Data records
***
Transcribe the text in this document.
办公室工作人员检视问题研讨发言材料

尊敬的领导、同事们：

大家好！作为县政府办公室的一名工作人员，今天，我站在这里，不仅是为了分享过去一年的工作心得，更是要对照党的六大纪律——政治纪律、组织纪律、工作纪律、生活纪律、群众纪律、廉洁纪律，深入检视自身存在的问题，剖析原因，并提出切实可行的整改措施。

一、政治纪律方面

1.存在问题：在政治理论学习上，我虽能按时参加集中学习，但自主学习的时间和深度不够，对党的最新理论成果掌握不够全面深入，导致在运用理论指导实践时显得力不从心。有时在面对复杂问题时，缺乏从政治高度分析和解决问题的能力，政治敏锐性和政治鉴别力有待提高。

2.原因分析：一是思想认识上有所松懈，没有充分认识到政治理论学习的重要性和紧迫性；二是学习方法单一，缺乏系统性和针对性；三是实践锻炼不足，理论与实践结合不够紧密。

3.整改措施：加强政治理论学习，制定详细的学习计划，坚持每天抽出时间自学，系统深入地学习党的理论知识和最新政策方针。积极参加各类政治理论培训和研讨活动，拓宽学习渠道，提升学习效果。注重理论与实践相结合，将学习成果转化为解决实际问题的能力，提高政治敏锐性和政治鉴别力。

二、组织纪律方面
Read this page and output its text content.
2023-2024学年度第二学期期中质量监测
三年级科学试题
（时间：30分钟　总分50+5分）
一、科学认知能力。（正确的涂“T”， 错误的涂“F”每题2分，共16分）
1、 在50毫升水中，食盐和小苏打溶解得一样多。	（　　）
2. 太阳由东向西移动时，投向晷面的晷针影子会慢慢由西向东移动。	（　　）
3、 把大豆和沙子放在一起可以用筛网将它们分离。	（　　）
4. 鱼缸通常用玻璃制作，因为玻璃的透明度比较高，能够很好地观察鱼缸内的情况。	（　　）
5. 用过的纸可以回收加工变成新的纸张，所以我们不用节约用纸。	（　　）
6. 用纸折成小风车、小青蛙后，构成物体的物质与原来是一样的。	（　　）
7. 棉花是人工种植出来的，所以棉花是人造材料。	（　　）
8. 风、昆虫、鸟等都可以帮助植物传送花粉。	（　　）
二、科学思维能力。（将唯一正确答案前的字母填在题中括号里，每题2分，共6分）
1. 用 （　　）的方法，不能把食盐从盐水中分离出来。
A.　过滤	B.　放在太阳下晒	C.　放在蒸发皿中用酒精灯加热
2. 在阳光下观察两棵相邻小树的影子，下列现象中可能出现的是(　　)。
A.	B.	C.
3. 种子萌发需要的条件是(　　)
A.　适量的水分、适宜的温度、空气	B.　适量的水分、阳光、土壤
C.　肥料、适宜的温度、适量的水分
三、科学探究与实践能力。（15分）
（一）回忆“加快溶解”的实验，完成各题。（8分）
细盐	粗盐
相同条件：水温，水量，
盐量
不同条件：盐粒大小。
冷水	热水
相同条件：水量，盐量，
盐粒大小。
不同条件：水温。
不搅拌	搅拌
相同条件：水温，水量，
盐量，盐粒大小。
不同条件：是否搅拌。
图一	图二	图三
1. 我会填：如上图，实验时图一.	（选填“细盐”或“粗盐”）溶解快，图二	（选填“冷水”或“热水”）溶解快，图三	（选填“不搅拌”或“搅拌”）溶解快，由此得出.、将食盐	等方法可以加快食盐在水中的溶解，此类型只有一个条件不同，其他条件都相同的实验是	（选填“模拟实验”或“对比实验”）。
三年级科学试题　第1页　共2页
***
## Do this
Copy the data above in full, character for character.

## Solution to this task
Transcribe the text in this document.
办公室工作人员检视问题研讨发言材料

尊敬的领导、同事们：

大家好！作为县政府办公室的一名工作人员，今天，我站在这里，不仅是为了分享过去一年的工作心得，更是要对照党的六大纪律——政治纪律、组织纪律、工作纪律、生活纪律、群众纪律、廉洁纪律，深入检视自身存在的问题，剖析原因，并提出切实可行的整改措施。

一、政治纪律方面

1.存在问题：在政治理论学习上，我虽能按时参加集中学习，但自主学习的时间和深度不够，对党的最新理论成果掌握不够全面深入，导致在运用理论指导实践时显得力不从心。有时在面对复杂问题时，缺乏从政治高度分析和解决问题的能力，政治敏锐性和政治鉴别力有待提高。

2.原因分析：一是思想认识上有所松懈，没有充分认识到政治理论学习的重要性和紧迫性；二是学习方法单一，缺乏系统性和针对性；三是实践锻炼不足，理论与实践结合不够紧密。

3.整改措施：加强政治理论学习，制定详细的学习计划，坚持每天抽出时间自学，系统深入地学习党的理论知识和最新政策方针。积极参加各类政治理论培训和研讨活动，拓宽学习渠道，提升学习效果。注重理论与实践相结合，将学习成果转化为解决实际问题的能力，提高政治敏锐性和政治鉴别力。

二、组织纪律方面
Read this page and output its text content.
2023-2024学年度第二学期期中质量监测
三年级科学试题
（时间：30分钟　总分50+5分）
一、科学认知能力。（正确的涂“T”， 错误的涂“F”每题2分，共16分）
1、 在50毫升水中，食盐和小苏打溶解得一样多。	（　　）
2. 太阳由东向西移动时，投向晷面的晷针影子会慢慢由西向东移动。	（　　）
3、 把大豆和沙子放在一起可以用筛网将它们分离。	（　　）
4. 鱼缸通常用玻璃制作，因为玻璃的透明度比较高，能够很好地观察鱼缸内的情况。	（　　）
5. 用过的纸可以回收加工变成新的纸张，所以我们不用节约用纸。	（　　）
6. 用纸折成小风车、小青蛙后，构成物体的物质与原来是一样的。	（　　）
7. 棉花是人工种植出来的，所以棉花是人造材料。	（　　）
8. 风、昆虫、鸟等都可以帮助植物传送花粉。	（　　）
二、科学思维能力。（将唯一正确答案前的字母填在题中括号里，每题2分，共6分）
1. 用 （　　）的方法，不能把食盐从盐水中分离出来。
A.　过滤	B.　放在太阳下晒	C.　放在蒸发皿中用酒精灯加热
2. 在阳光下观察两棵相邻小树的影子，下列现象中可能出现的是(　　)。
A.	B.	C.
3. 种子萌发需要的条件是(　　)
A.　适量的水分、适宜的温度、空气	B.　适量的水分、阳光、土壤
C.　肥料、适宜的温度、适量的水分
三、科学探究与实践能力。（15分）
（一）回忆“加快溶解”的实验，完成各题。（8分）
细盐	粗盐
相同条件：水温，水量，
盐量
不同条件：盐粒大小。
冷水	热水
相同条件：水量，盐量，
盐粒大小。
不同条件：水温。
不搅拌	搅拌
相同条件：水温，水量，
盐量，盐粒大小。
不同条件：是否搅拌。
图一	图二	图三
1. 我会填：如上图，实验时图一.	（选填“细盐”或“粗盐”）溶解快，图二	（选填“冷水”或“热水”）溶解快，图三	（选填“不搅拌”或“搅拌”）溶解快，由此得出.、将食盐	等方法可以加快食盐在水中的溶解，此类型只有一个条件不同，其他条件都相同的实验是	（选填“模拟实验”或“对比实验”）。
三年级科学试题　第1页　共2页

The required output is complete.